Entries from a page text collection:
┄┄┄┄┄┄

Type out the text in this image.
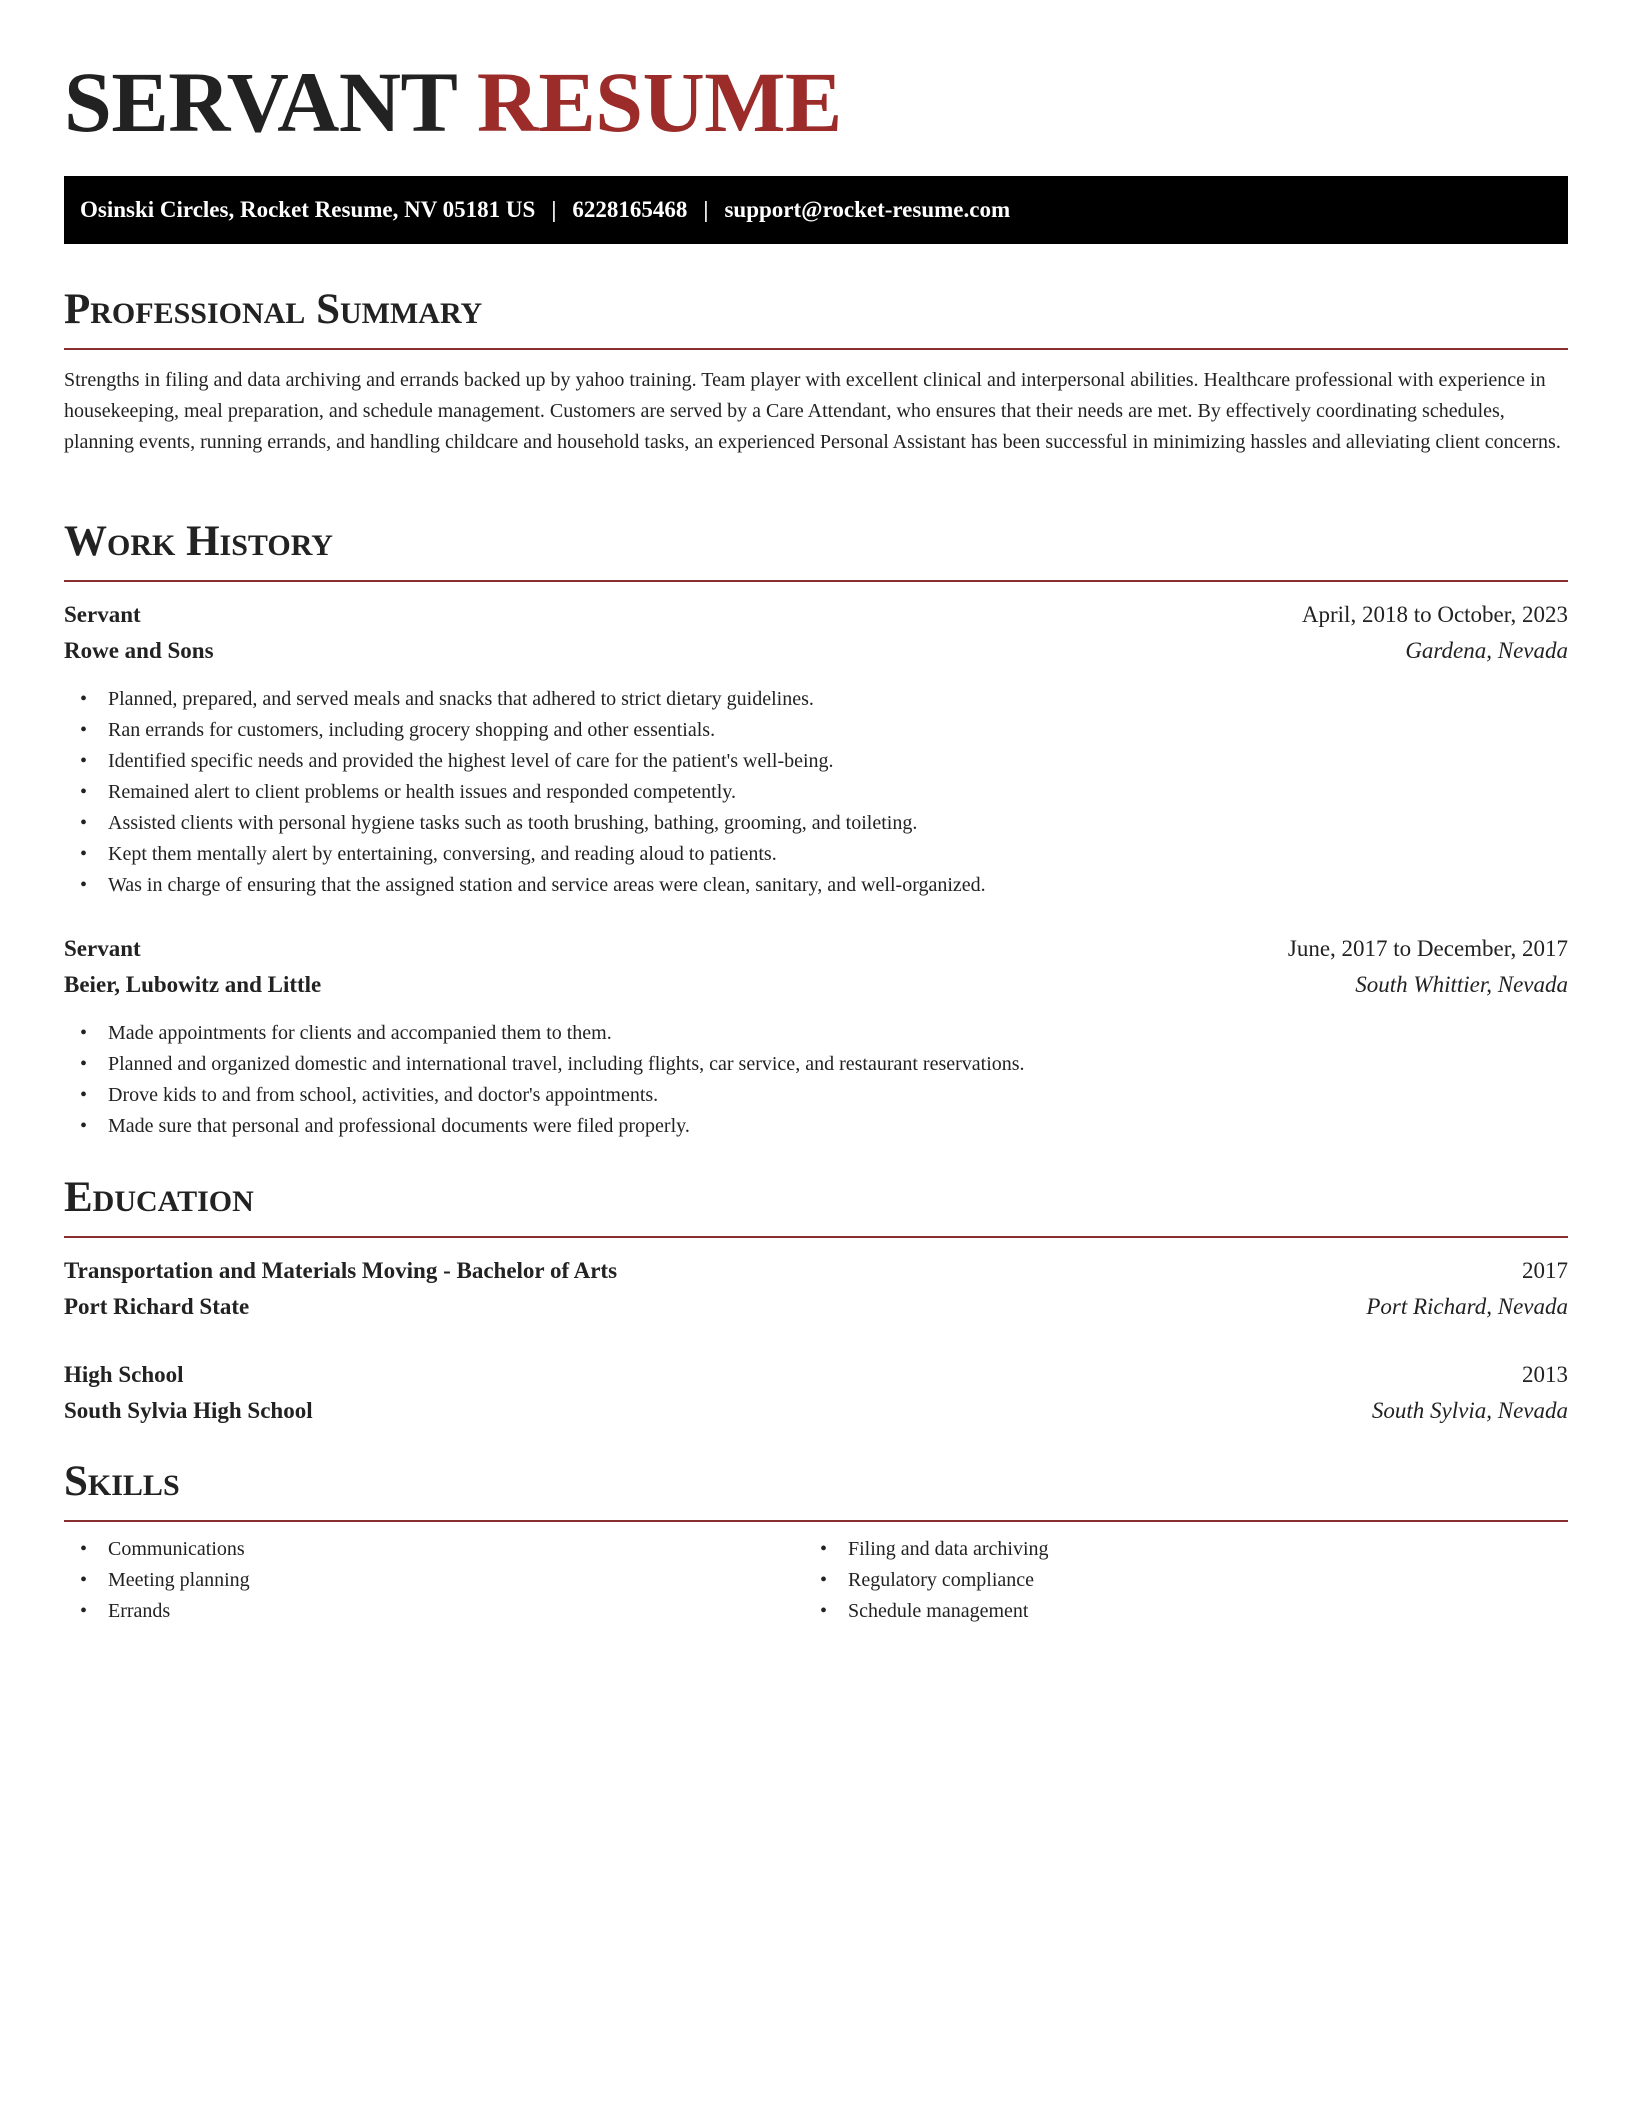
SERVANT RESUME
Osinski Circles, Rocket Resume, NV 05181 US | 6228165468 | support@rocket-resume.com
Professional Summary

Strengths in filing and data archiving and errands backed up by yahoo training. Team player with excellent clinical and interpersonal abilities. Healthcare professional with experience in housekeeping, meal preparation, and schedule management. Customers are served by a Care Attendant, who ensures that their needs are met. By effectively coordinating schedules, planning events, running errands, and handling childcare and household tasks, an experienced Personal Assistant has been successful in minimizing hassles and alleviating client concerns.

Work History
Servant	April, 2018 to October, 2023
Rowe and Sons	Gardena, Nevada
• Planned, prepared, and served meals and snacks that adhered to strict dietary guidelines.
• Ran errands for customers, including grocery shopping and other essentials.
• Identified specific needs and provided the highest level of care for the patient's well-being.
• Remained alert to client problems or health issues and responded competently.
• Assisted clients with personal hygiene tasks such as tooth brushing, bathing, grooming, and toileting.
• Kept them mentally alert by entertaining, conversing, and reading aloud to patients.
• Was in charge of ensuring that the assigned station and service areas were clean, sanitary, and well-organized.
Servant	June, 2017 to December, 2017
Beier, Lubowitz and Little	South Whittier, Nevada
• Made appointments for clients and accompanied them to them.
• Planned and organized domestic and international travel, including flights, car service, and restaurant reservations.
• Drove kids to and from school, activities, and doctor's appointments.
• Made sure that personal and professional documents were filed properly.
Education
Transportation and Materials Moving - Bachelor of Arts	2017
Port Richard State	Port Richard, Nevada
High School	2013
South Sylvia High School	South Sylvia, Nevada
Skills
• Communications
• Meeting planning
• Errands
• Filing and data archiving
• Regulatory compliance
• Schedule management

┄┄┄┄┄┄

* **PROBLEM TO WORK ON**:
Without including any pictures, print each record exactly.

* **SOLVED PROBLEM**:
Type out the text in this image.
SERVANT RESUME
Osinski Circles, Rocket Resume, NV 05181 US | 6228165468 | support@rocket-resume.com
Professional Summary

Strengths in filing and data archiving and errands backed up by yahoo training. Team player with excellent clinical and interpersonal abilities. Healthcare professional with experience in housekeeping, meal preparation, and schedule management. Customers are served by a Care Attendant, who ensures that their needs are met. By effectively coordinating schedules, planning events, running errands, and handling childcare and household tasks, an experienced Personal Assistant has been successful in minimizing hassles and alleviating client concerns.

Work History
Servant	April, 2018 to October, 2023
Rowe and Sons	Gardena, Nevada
• Planned, prepared, and served meals and snacks that adhered to strict dietary guidelines.
• Ran errands for customers, including grocery shopping and other essentials.
• Identified specific needs and provided the highest level of care for the patient's well-being.
• Remained alert to client problems or health issues and responded competently.
• Assisted clients with personal hygiene tasks such as tooth brushing, bathing, grooming, and toileting.
• Kept them mentally alert by entertaining, conversing, and reading aloud to patients.
• Was in charge of ensuring that the assigned station and service areas were clean, sanitary, and well-organized.
Servant	June, 2017 to December, 2017
Beier, Lubowitz and Little	South Whittier, Nevada
• Made appointments for clients and accompanied them to them.
• Planned and organized domestic and international travel, including flights, car service, and restaurant reservations.
• Drove kids to and from school, activities, and doctor's appointments.
• Made sure that personal and professional documents were filed properly.
Education
Transportation and Materials Moving - Bachelor of Arts	2017
Port Richard State	Port Richard, Nevada
High School	2013
South Sylvia High School	South Sylvia, Nevada
Skills
• Communications
• Meeting planning
• Errands
• Filing and data archiving
• Regulatory compliance
• Schedule management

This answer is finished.